TASK DESCRIPTION → Count the lines in the records below that contain the word "document", and give only that number.

RAW RECORDS →

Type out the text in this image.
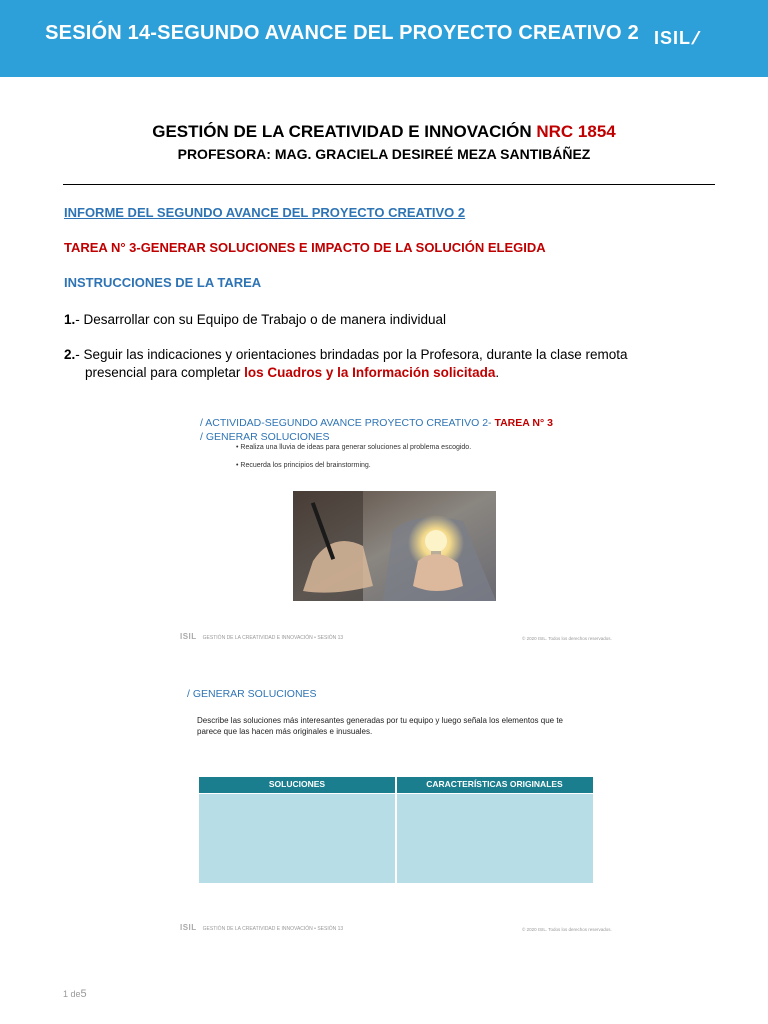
SESIÓN 14-SEGUNDO AVANCE DEL PROYECTO CREATIVO 2 ISIL/
GESTIÓN DE LA CREATIVIDAD E INNOVACIÓN NRC 1854
PROFESORA: MAG. GRACIELA DESIREÉ MEZA SANTIBÁÑEZ
INFORME DEL SEGUNDO AVANCE DEL PROYECTO CREATIVO 2
TAREA N° 3-GENERAR SOLUCIONES E IMPACTO DE LA SOLUCIÓN ELEGIDA
INSTRUCCIONES DE LA TAREA
1.- Desarrollar con su Equipo de Trabajo o de manera individual
2.- Seguir las indicaciones y orientaciones brindadas por la Profesora, durante la clase remota
presencial para completar los Cuadros y la Información solicitada.
/ ACTIVIDAD-SEGUNDO AVANCE PROYECTO CREATIVO 2- TAREA N° 3
/ GENERAR SOLUCIONES
• Realiza una lluvia de ideas para generar soluciones al problema escogido.
• Recuerda los principios del brainstorming.
ISIL GESTIÓN DE LA CREATIVIDAD E INNOVACIÓN • SESIÓN 13	© 2020 ISIL. Todos los derechos reservados.
/ GENERAR SOLUCIONES
Describe las soluciones más interesantes generadas por tu equipo y luego señala los elementos que te parece que las hacen más originales e inusuales.
SOLUCIONES	CARACTERÍSTICAS ORIGINALES
ISIL GESTIÓN DE LA CREATIVIDAD E INNOVACIÓN • SESIÓN 13	© 2020 ISIL. Todos los derechos reservados.
1 de5
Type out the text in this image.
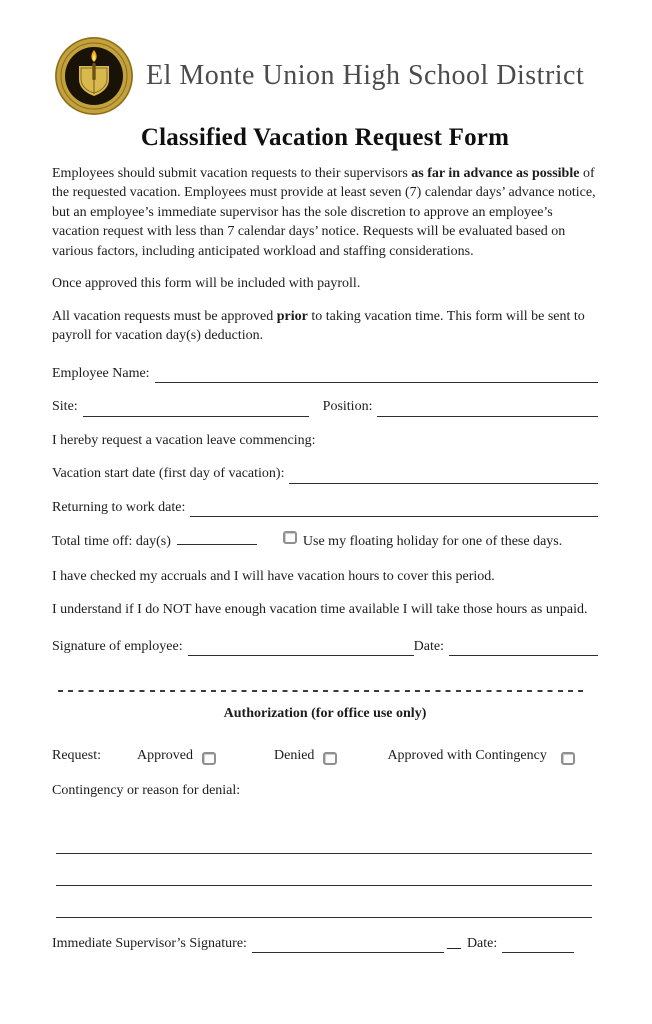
El Monte Union High School District
Classified Vacation Request Form

Employees should submit vacation requests to their supervisors as far in advance as possible of the requested vacation. Employees must provide at least seven (7) calendar days’ advance notice, but an employee’s immediate supervisor has the sole discretion to approve an employee’s vacation request with less than 7 calendar days’ notice. Requests will be evaluated based on various factors, including anticipated workload and staffing considerations.

Once approved this form will be included with payroll.

All vacation requests must be approved prior to taking vacation time. This form will be sent to payroll for vacation day(s) deduction.

Employee Name:
Site:	Position:

I hereby request a vacation leave commencing:

Vacation start date (first day of vacation):
Returning to work date:

Total time off: day(s)	Use my floating holiday for one of these days.

I have checked my accruals and I will have vacation hours to cover this period.

I understand if I do NOT have enough vacation time available I will take those hours as unpaid.

Signature of employee:	Date:
Authorization (for office use only)
Request:	Approved	Denied	Approved with Contingency

Contingency or reason for denial:

Immediate Supervisor’s Signature:	__ Date:
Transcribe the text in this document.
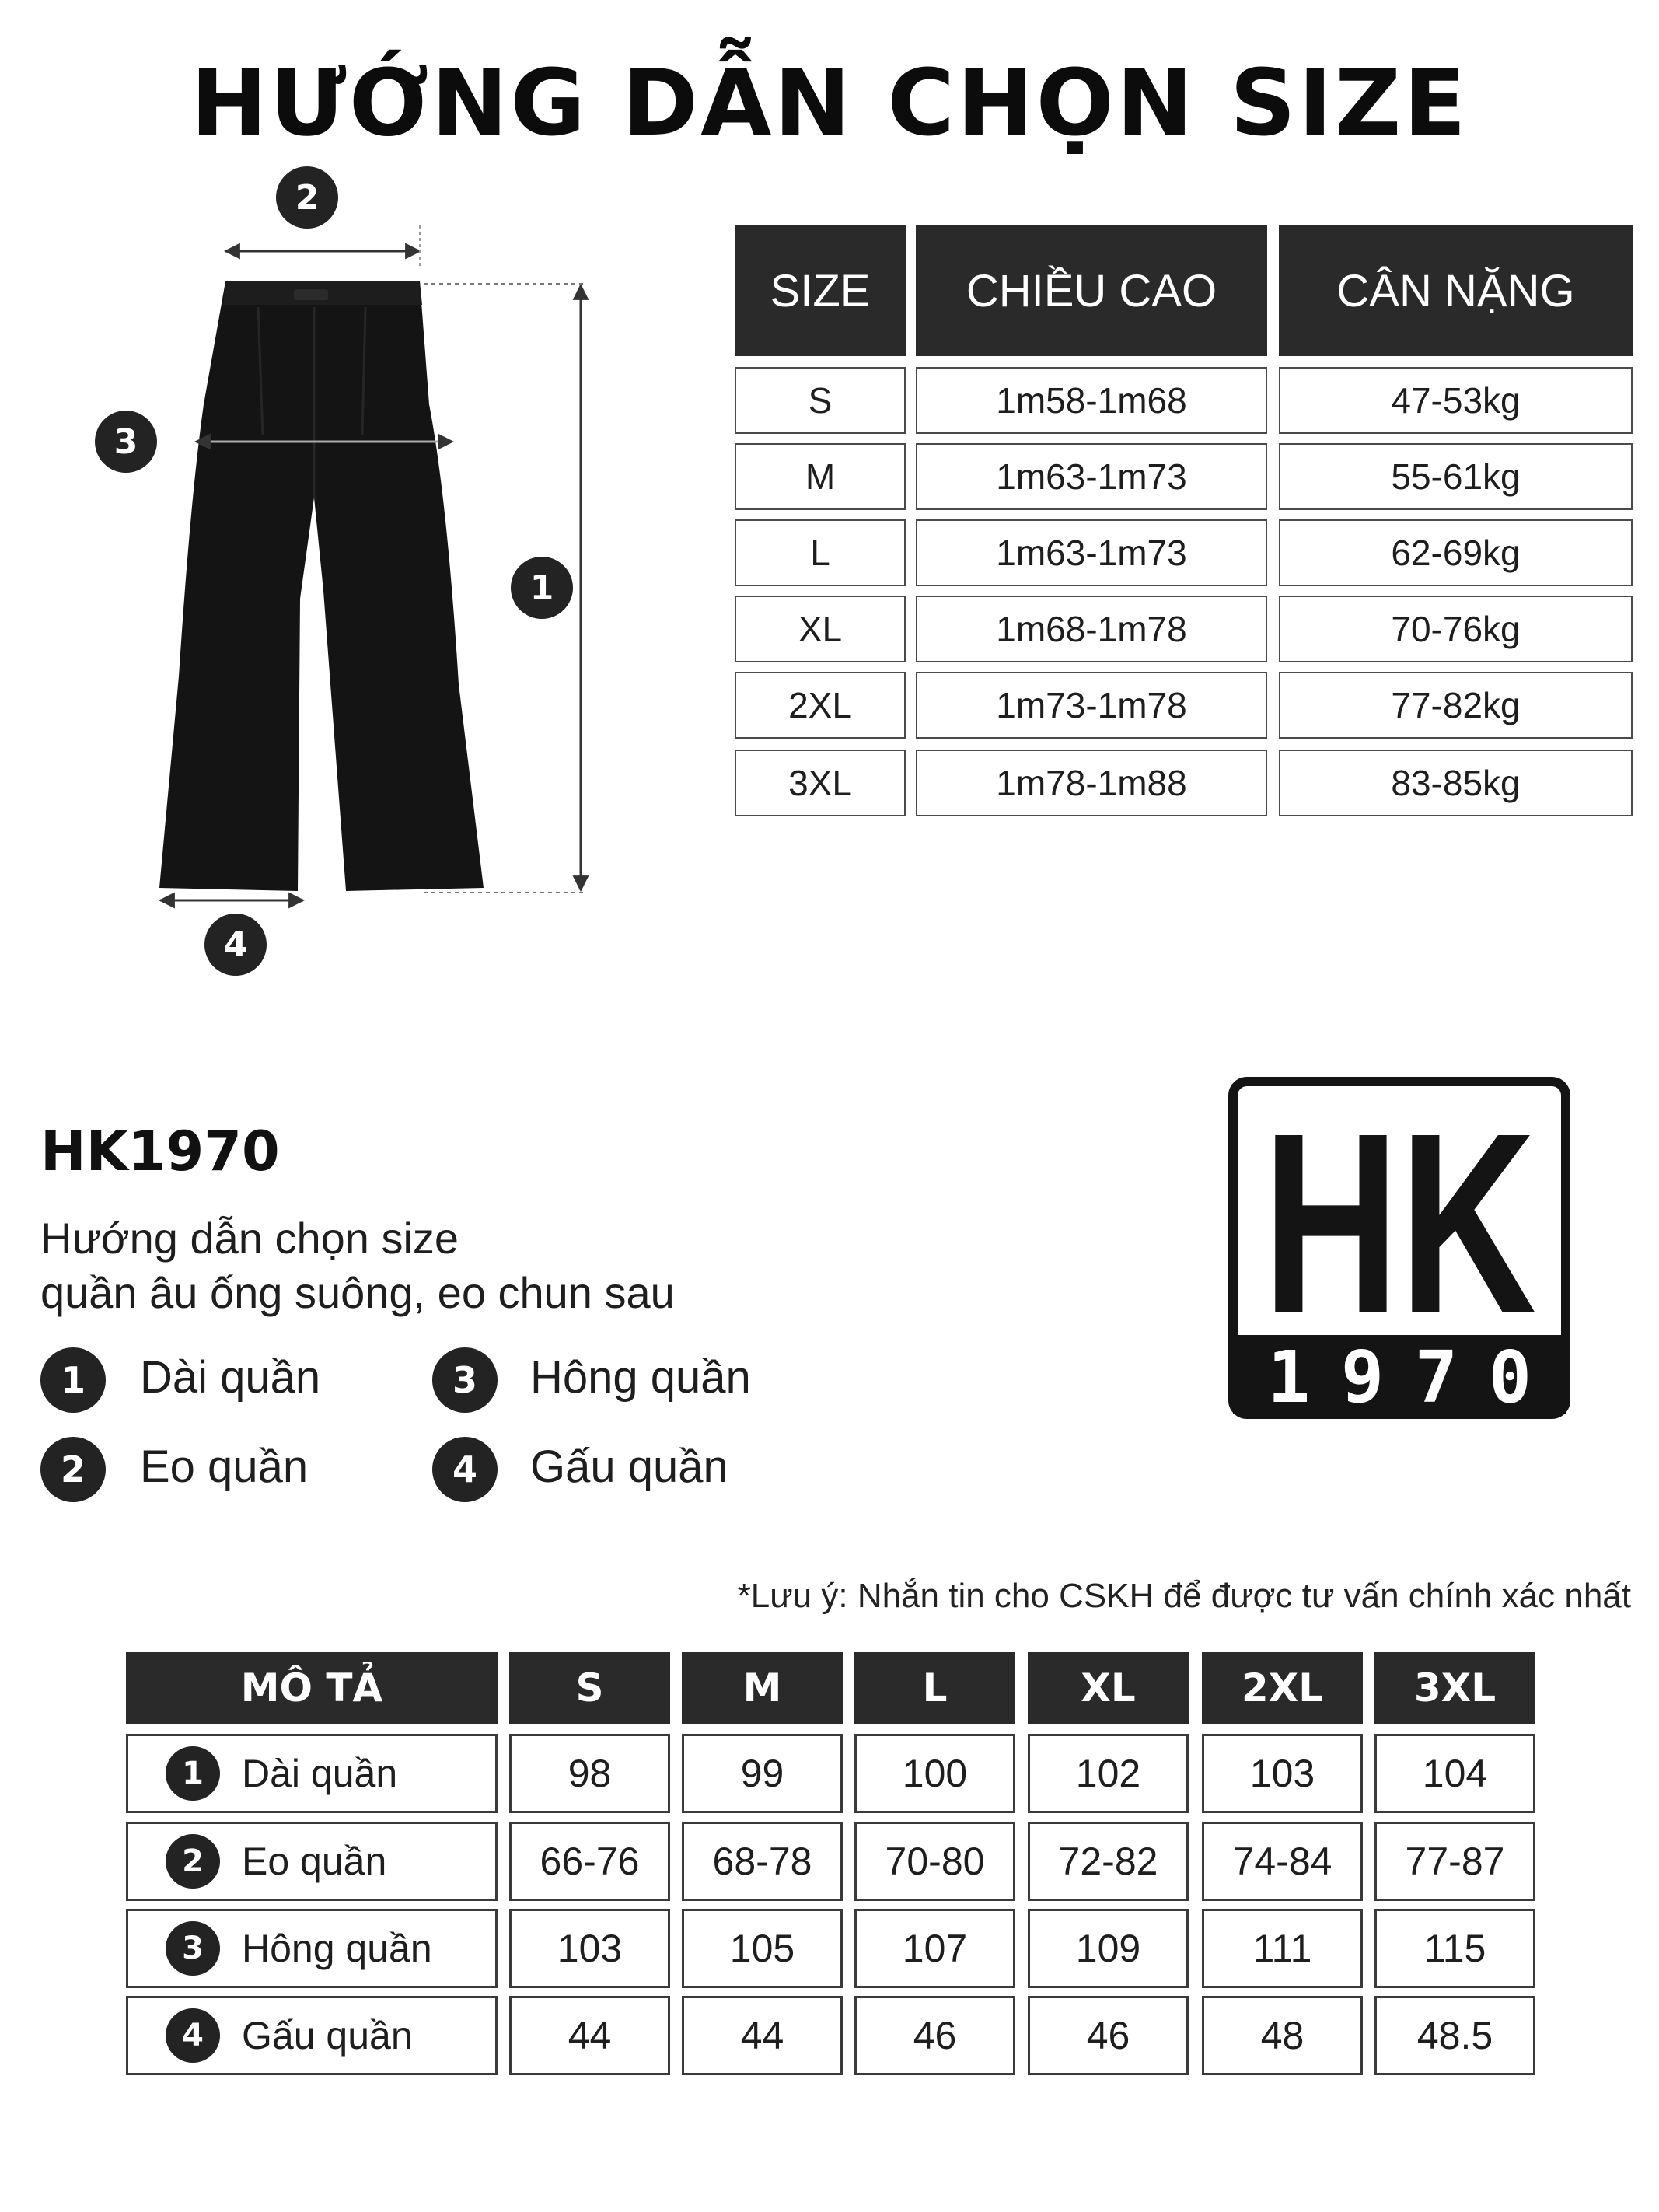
HƯỚNG DẪN CHỌN SIZE
2
3
1
4
SIZE	CHIỀU CAO	CÂN NẶNG
S	1m58-1m68	47-53kg
M	1m63-1m73	55-61kg
L	1m63-1m73	62-69kg
XL	1m68-1m78	70-76kg
2XL	1m73-1m78	77-82kg
3XL	1m78-1m88	83-85kg
HK1970
Hướng dẫn chọn size
quần âu ống suông, eo chun sau
1	Dài quần	3	Hông quần
2	Eo quần	4	Gấu quần
HK
1970
*Lưu ý: Nhắn tin cho CSKH để được tư vấn chính xác nhất
MÔ TẢ	S	M	L	XL	2XL	3XL
1 Dài quần	98	99	100	102	103	104
2 Eo quần	66-76	68-78	70-80	72-82	74-84	77-87
3 Hông quần	103	105	107	109	111	115
4 Gấu quần	44	44	46	46	48	48.5
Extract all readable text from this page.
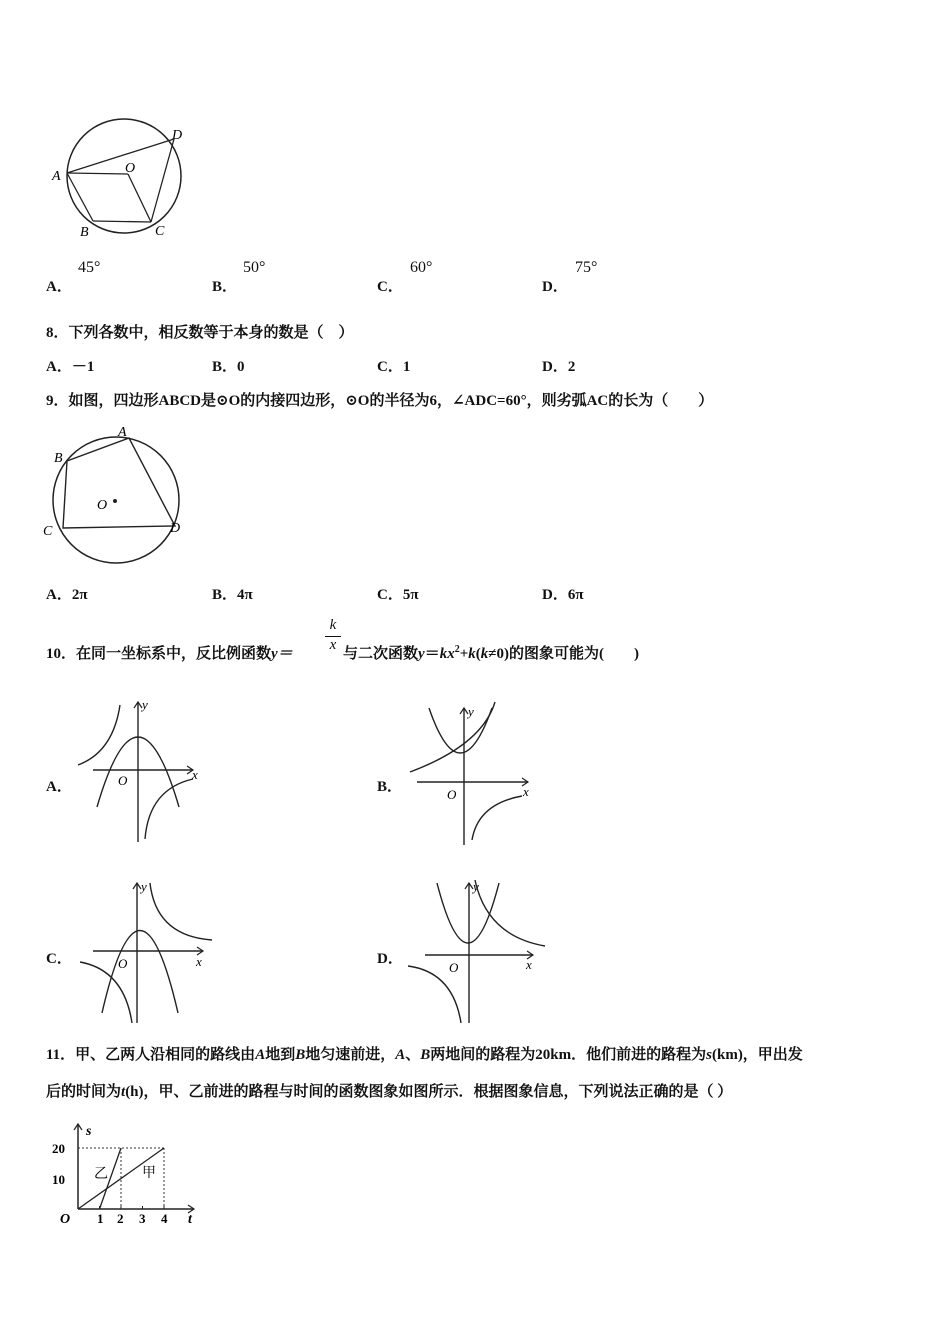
A
B	C
D
O
A．
45°
B．
50°
C．
60°
D．
75°
8．下列各数中，相反数等于本身的数是（　）
A．－1	B．0	C．1	D．2
9．如图，四边形ABCD是⊙O的内接四边形，⊙O的半径为6，∠ADC=60°，则劣弧AC的长为（　　）
A
B
C	D
O
A．2π	B．4π	C．5π	D．6π
10．在同一坐标系中，反比例函数y＝
k
x
与二次函数$y=kx^2+k(k\ne 0)$的图象可能为(　　)
A．
x
y
O	B．	x
y
O
C．	x
y
O	D．	x
y
O
11．甲、乙两人沿相同的路线由A地到B地匀速前进，A、B两地间的路程为20km．他们前进的路程为s(km)，甲出发
后的时间为t(h)，甲、乙前进的路程与时间的函数图象如图所示．根据图象信息，下列说法正确的是（ ）
s
t
O
20
10
1 2 3 4
乙 甲
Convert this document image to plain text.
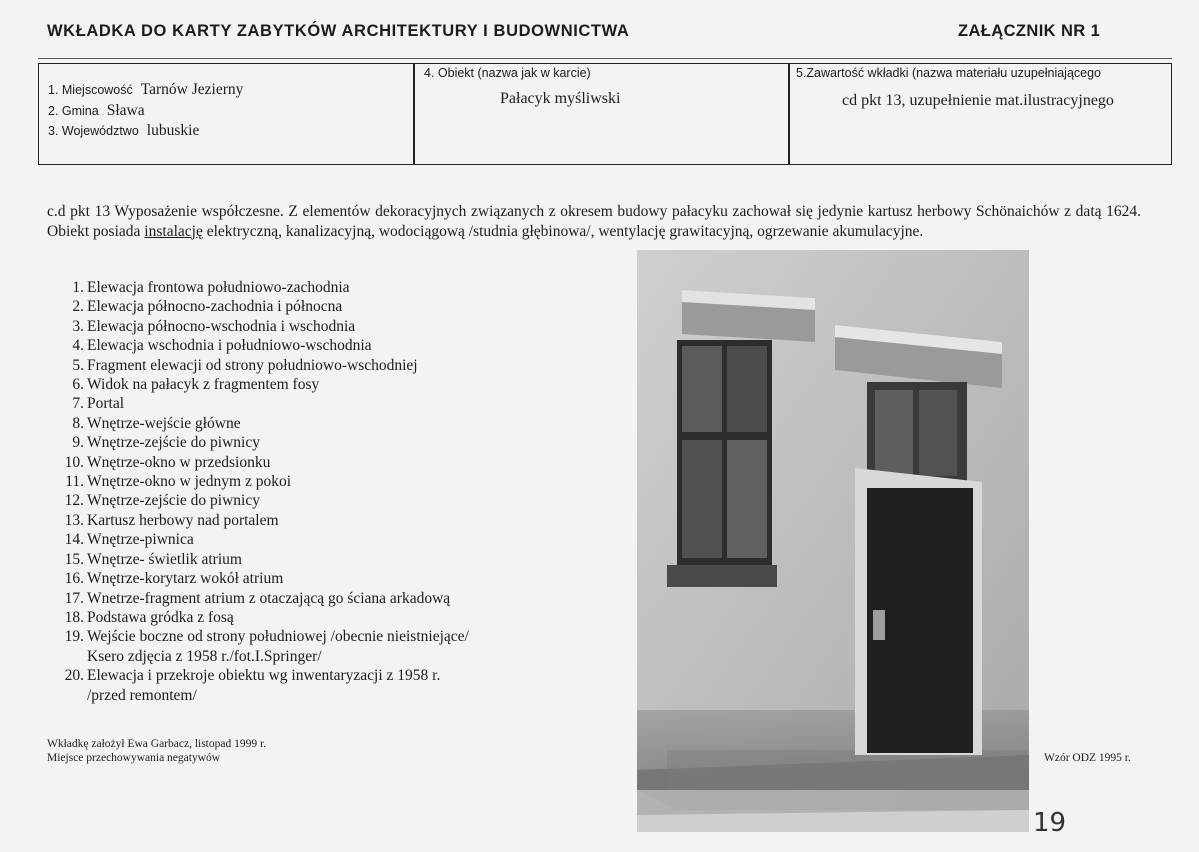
WKŁADKA DO KARTY ZABYTKÓW ARCHITEKTURY I BUDOWNICTWA	ZAŁĄCZNIK NR 1
1. Miejscowość Tarnów Jezierny
2. Gmina Sława
3. Województwo lubuskie
4. Obiekt (nazwa jak w karcie)
Pałacyk myśliwski
5.Zawartość wkładki (nazwa materiału uzupełniającego
cd pkt 13, uzupełnienie mat.ilustracyjnego
c.d pkt 13 Wyposażenie współczesne. Z elementów dekoracyjnych związanych z okresem budowy pałacyku zachował się jedynie kartusz herbowy Schönaichów z datą 1624. Obiekt posiada instalację elektryczną, kanalizacyjną, wodociągową /studnia głębinowa/, wentylację grawitacyjną, ogrzewanie akumulacyjne.
1. Elewacja frontowa południowo-zachodnia
2. Elewacja północno-zachodnia i północna
3. Elewacja północno-wschodnia i wschodnia
4. Elewacja wschodnia i południowo-wschodnia
5. Fragment elewacji od strony południowo-wschodniej
6. Widok na pałacyk z fragmentem fosy
7. Portal
8. Wnętrze-wejście główne
9. Wnętrze-zejście do piwnicy
10. Wnętrze-okno w przedsionku
11. Wnętrze-okno w jednym z pokoi
12. Wnętrze-zejście do piwnicy
13. Kartusz herbowy nad portalem
14. Wnętrze-piwnica
15. Wnętrze- świetlik atrium
16. Wnętrze-korytarz wokół atrium
17. Wnetrze-fragment atrium z otaczającą go ściana arkadową
18. Podstawa gródka z fosą
19. Wejście boczne od strony południowej /obecnie nieistniejące/
Ksero zdjęcia z 1958 r./fot.I.Springer/
20. Elewacja i przekroje obiektu wg inwentaryzacji z 1958 r.
/przed remontem/
Wkładkę założył Ewa Garbacz, listopad 1999 r.
Miejsce przechowywania negatywów	Wzór ODZ 1995 r.
19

WRITTEN RESPONSE → 2